▸ **Stated task**
Can you pull out each line of the data below that includes the word "frac"?

▸ **Data to process**

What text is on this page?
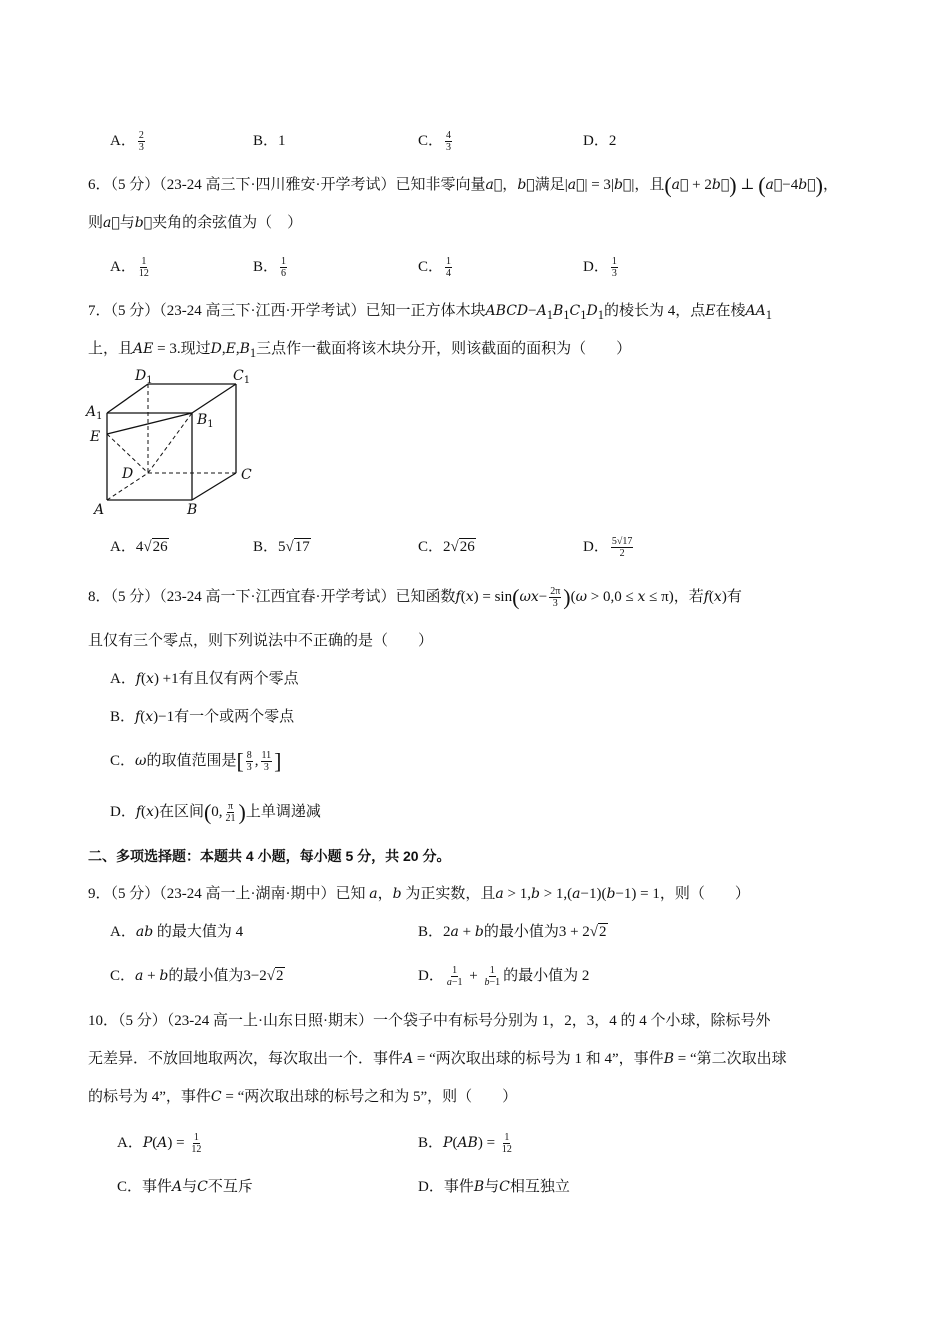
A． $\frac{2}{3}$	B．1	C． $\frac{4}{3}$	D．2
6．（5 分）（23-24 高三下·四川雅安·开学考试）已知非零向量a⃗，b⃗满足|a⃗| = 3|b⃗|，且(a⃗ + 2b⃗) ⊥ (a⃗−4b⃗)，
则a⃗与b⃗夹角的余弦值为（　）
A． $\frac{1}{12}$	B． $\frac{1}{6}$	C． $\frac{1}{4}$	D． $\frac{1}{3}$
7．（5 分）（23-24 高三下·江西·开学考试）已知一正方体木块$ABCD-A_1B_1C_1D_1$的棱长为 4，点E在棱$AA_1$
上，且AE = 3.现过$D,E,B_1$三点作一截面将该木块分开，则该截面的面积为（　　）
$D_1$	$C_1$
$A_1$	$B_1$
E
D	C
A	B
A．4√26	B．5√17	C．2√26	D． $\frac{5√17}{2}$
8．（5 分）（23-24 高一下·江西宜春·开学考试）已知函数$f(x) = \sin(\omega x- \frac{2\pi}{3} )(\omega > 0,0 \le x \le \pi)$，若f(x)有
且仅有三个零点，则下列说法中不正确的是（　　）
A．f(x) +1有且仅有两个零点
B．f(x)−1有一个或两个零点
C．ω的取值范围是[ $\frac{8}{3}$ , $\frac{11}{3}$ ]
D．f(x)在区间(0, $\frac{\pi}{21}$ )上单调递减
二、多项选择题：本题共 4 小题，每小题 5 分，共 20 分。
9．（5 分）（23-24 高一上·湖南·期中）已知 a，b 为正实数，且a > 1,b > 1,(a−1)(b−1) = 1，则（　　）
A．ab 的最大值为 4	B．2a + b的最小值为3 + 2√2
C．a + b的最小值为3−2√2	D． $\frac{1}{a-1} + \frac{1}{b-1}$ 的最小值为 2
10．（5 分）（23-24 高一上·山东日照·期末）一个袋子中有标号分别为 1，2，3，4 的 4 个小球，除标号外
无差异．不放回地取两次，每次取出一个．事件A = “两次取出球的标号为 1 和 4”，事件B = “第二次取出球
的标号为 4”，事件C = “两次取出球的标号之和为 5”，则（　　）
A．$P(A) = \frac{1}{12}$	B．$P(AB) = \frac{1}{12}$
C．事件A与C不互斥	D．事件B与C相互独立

▸ **Task output**
A． $\frac{2}{3}$	B．1	C． $\frac{4}{3}$	D．2
A． $\frac{1}{12}$	B． $\frac{1}{6}$	C． $\frac{1}{4}$	D． $\frac{1}{3}$
A．4√26	B．5√17	C．2√26	D． $\frac{5√17}{2}$
8．（5 分）（23-24 高一下·江西宜春·开学考试）已知函数$f(x) = \sin(\omega x- \frac{2\pi}{3} )(\omega > 0,0 \le x \le \pi)$，若f(x)有
C．ω的取值范围是[ $\frac{8}{3}$ , $\frac{11}{3}$ ]
D．f(x)在区间(0, $\frac{\pi}{21}$ )上单调递减
C．a + b的最小值为3−2√2	D． $\frac{1}{a-1} + \frac{1}{b-1}$ 的最小值为 2
A．$P(A) = \frac{1}{12}$	B．$P(AB) = \frac{1}{12}$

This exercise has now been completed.